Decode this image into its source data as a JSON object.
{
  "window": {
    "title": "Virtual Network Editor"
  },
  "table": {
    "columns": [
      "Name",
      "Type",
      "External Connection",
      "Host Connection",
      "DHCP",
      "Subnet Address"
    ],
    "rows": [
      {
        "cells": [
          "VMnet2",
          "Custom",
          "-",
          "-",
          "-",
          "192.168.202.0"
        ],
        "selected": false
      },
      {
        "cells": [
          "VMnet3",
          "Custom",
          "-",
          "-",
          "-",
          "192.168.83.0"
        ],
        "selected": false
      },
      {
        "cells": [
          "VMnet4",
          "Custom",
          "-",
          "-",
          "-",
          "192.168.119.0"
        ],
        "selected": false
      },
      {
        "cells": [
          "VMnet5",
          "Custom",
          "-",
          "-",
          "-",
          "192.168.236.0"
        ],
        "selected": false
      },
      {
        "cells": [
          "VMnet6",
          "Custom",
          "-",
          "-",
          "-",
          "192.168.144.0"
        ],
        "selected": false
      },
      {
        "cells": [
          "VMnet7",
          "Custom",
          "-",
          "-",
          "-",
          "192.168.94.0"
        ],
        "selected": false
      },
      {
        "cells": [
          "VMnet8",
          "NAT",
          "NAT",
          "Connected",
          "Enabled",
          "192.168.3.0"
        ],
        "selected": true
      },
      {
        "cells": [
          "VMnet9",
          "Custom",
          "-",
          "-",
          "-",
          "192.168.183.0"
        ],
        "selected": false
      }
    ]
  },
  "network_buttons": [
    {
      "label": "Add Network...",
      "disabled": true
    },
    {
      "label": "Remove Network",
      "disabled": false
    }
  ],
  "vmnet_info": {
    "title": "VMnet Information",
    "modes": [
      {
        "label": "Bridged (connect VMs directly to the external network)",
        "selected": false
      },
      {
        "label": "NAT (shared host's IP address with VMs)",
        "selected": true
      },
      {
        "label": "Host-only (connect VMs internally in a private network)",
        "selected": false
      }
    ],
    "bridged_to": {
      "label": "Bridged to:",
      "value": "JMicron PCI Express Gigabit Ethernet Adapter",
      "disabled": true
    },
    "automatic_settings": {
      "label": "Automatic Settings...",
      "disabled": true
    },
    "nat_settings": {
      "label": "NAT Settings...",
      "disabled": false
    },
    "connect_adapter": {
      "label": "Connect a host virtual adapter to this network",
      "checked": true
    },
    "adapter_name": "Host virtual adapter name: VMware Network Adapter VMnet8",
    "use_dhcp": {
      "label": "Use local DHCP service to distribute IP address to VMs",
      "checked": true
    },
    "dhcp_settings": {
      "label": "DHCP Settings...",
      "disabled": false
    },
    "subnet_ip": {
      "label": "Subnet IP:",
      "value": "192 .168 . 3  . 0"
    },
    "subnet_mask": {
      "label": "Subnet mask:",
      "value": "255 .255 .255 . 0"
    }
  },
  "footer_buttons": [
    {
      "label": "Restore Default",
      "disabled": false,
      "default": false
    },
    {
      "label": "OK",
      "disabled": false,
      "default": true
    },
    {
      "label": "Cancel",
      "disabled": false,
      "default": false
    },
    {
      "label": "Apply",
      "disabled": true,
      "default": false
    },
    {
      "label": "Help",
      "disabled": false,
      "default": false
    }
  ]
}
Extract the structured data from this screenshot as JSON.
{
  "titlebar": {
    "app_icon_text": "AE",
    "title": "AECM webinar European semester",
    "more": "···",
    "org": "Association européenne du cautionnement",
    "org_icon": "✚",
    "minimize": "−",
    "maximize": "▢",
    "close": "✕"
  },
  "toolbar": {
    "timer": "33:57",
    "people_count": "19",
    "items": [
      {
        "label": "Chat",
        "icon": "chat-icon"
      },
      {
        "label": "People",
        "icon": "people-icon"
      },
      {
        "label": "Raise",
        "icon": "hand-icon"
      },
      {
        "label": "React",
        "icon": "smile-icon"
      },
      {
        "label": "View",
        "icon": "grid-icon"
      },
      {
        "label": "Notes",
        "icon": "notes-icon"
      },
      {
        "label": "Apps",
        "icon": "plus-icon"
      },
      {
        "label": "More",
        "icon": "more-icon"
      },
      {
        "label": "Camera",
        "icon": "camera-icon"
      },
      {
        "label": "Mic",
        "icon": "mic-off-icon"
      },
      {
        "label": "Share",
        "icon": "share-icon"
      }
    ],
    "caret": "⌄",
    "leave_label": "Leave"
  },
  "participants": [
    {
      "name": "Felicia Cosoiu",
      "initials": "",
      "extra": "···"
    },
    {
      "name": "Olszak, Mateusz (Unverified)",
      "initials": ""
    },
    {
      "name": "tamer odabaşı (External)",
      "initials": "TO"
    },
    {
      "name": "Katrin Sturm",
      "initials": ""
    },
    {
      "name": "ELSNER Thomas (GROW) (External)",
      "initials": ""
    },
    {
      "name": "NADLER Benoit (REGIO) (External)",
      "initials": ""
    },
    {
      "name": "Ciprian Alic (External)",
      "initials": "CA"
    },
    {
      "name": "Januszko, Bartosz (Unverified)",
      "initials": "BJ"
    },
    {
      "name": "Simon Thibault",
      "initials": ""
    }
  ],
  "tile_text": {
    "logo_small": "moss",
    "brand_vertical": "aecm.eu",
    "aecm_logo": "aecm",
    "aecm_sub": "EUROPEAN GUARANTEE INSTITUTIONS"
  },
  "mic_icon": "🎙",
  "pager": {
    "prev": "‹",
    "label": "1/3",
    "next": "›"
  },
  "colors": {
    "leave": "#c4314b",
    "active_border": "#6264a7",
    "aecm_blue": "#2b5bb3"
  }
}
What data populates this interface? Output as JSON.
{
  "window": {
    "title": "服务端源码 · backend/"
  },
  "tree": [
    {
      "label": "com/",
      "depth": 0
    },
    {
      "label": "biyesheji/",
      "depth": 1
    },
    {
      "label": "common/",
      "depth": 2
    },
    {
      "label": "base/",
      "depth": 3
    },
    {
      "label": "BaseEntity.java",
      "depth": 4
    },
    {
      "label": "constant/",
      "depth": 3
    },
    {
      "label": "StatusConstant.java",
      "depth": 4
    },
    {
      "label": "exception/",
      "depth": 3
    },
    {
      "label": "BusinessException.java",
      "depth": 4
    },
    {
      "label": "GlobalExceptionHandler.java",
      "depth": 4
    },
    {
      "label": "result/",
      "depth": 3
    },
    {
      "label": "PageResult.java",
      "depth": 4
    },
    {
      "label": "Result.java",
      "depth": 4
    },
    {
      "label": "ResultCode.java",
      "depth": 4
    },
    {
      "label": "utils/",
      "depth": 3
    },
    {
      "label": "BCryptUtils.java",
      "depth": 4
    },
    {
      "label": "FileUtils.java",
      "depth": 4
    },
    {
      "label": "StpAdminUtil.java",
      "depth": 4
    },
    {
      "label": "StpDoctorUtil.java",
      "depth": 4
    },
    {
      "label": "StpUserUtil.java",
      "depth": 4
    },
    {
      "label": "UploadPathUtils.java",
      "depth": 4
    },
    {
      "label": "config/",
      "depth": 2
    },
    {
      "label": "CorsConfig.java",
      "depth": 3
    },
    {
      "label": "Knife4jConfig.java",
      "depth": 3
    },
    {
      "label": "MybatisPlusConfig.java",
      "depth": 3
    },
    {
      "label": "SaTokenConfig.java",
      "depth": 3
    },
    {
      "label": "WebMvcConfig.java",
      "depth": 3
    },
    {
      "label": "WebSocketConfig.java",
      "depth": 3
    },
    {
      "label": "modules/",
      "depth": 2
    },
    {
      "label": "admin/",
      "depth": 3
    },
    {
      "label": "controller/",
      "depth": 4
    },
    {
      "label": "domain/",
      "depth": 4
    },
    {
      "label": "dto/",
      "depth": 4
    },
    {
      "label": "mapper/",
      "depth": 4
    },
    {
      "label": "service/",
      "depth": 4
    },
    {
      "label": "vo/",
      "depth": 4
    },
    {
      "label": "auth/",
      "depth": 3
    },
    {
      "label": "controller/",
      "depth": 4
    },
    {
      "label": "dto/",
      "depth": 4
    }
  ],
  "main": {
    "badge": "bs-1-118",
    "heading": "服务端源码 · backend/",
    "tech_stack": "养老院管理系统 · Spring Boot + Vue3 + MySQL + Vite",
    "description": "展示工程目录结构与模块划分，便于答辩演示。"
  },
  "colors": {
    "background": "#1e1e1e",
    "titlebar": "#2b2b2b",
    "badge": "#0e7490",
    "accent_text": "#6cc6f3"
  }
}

━━━━━━━━━━━━━━━━

Copy out every line in the entries above that holds "service".

      "label": "Use local DHCP service to distribute IP address to VMs",
      "label": "service/",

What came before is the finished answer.